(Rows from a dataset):
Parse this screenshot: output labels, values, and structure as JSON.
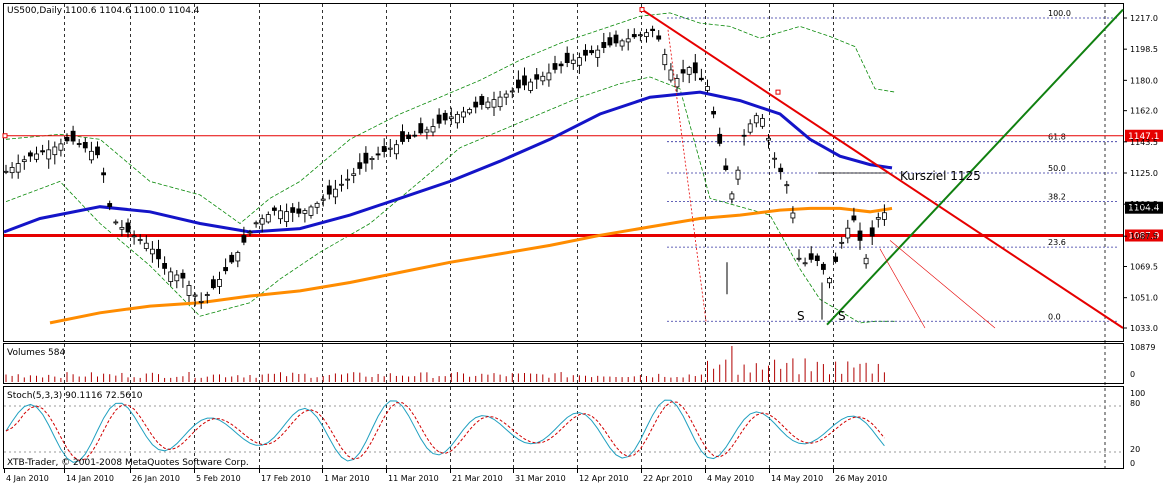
{
  "header": {
    "symbol_line": "US500,Daily  1100.6 1104.6 1100.0 1104.4",
    "volume_label": "Volumes 584",
    "stoch_label": "Stoch(5,3,3) 90.1116 72.5610",
    "copyright": "XTB-Trader, © 2001-2008 MetaQuotes Software Corp."
  },
  "chart_data": {
    "type": "candlestick",
    "price_ticks": [
      "1217.0",
      "1198.5",
      "1180.0",
      "1162.0",
      "1143.5",
      "1125.0",
      "1106.5",
      "1087.5",
      "1069.5",
      "1051.0",
      "1033.0"
    ],
    "volume_ticks": [
      "10879",
      "0"
    ],
    "stoch_ticks": [
      "100",
      "80",
      "20",
      "0"
    ],
    "date_ticks": [
      "4 Jan 2010",
      "14 Jan 2010",
      "26 Jan 2010",
      "5 Feb 2010",
      "17 Feb 2010",
      "1 Mar 2010",
      "11 Mar 2010",
      "21 Mar 2010",
      "31 Mar 2010",
      "12 Apr 2010",
      "22 Apr 2010",
      "4 May 2010",
      "14 May 2010",
      "26 May 2010"
    ],
    "price_tags": [
      {
        "label": "1147.1",
        "value": 1147.1,
        "color": "#e60000"
      },
      {
        "label": "1104.4",
        "value": 1104.4,
        "color": "#000000"
      },
      {
        "label": "1087.9",
        "value": 1087.9,
        "color": "#e60000"
      }
    ],
    "fib_levels": [
      {
        "label": "100.0",
        "value": 1217.0
      },
      {
        "label": "61.8",
        "value": 1143.6
      },
      {
        "label": "50.0",
        "value": 1125.0
      },
      {
        "label": "38.2",
        "value": 1108.0
      },
      {
        "label": "23.6",
        "value": 1081.0
      },
      {
        "label": "0.0",
        "value": 1037.0
      }
    ],
    "annotations": [
      {
        "label": "Kursziel 1125"
      },
      {
        "label": "S"
      },
      {
        "label": "S"
      }
    ],
    "colors": {
      "ma_short": "#1414c8",
      "ma_long": "#ff8c00",
      "trend_red": "#e60000",
      "trend_green": "#108010",
      "bollinger": "#0a8a0a",
      "volume": "#b00000",
      "stoch_main": "#20a0c0",
      "stoch_signal": "#d00000"
    }
  }
}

(What you should do): Repeat all of the data above word for word, minus the pictures.

(Exercise answer):
Parse this screenshot: output labels, values, and structure as JSON.
{
  "header": {
    "symbol_line": "US500,Daily  1100.6 1104.6 1100.0 1104.4",
    "volume_label": "Volumes 584",
    "stoch_label": "Stoch(5,3,3) 90.1116 72.5610",
    "copyright": "XTB-Trader, © 2001-2008 MetaQuotes Software Corp."
  },
  "chart_data": {
    "type": "candlestick",
    "price_ticks": [
      "1217.0",
      "1198.5",
      "1180.0",
      "1162.0",
      "1143.5",
      "1125.0",
      "1106.5",
      "1087.5",
      "1069.5",
      "1051.0",
      "1033.0"
    ],
    "volume_ticks": [
      "10879",
      "0"
    ],
    "stoch_ticks": [
      "100",
      "80",
      "20",
      "0"
    ],
    "date_ticks": [
      "4 Jan 2010",
      "14 Jan 2010",
      "26 Jan 2010",
      "5 Feb 2010",
      "17 Feb 2010",
      "1 Mar 2010",
      "11 Mar 2010",
      "21 Mar 2010",
      "31 Mar 2010",
      "12 Apr 2010",
      "22 Apr 2010",
      "4 May 2010",
      "14 May 2010",
      "26 May 2010"
    ],
    "price_tags": [
      {
        "label": "1147.1",
        "value": 1147.1,
        "color": "#e60000"
      },
      {
        "label": "1104.4",
        "value": 1104.4,
        "color": "#000000"
      },
      {
        "label": "1087.9",
        "value": 1087.9,
        "color": "#e60000"
      }
    ],
    "fib_levels": [
      {
        "label": "100.0",
        "value": 1217.0
      },
      {
        "label": "61.8",
        "value": 1143.6
      },
      {
        "label": "50.0",
        "value": 1125.0
      },
      {
        "label": "38.2",
        "value": 1108.0
      },
      {
        "label": "23.6",
        "value": 1081.0
      },
      {
        "label": "0.0",
        "value": 1037.0
      }
    ],
    "annotations": [
      {
        "label": "Kursziel 1125"
      },
      {
        "label": "S"
      },
      {
        "label": "S"
      }
    ],
    "colors": {
      "ma_short": "#1414c8",
      "ma_long": "#ff8c00",
      "trend_red": "#e60000",
      "trend_green": "#108010",
      "bollinger": "#0a8a0a",
      "volume": "#b00000",
      "stoch_main": "#20a0c0",
      "stoch_signal": "#d00000"
    }
  }
}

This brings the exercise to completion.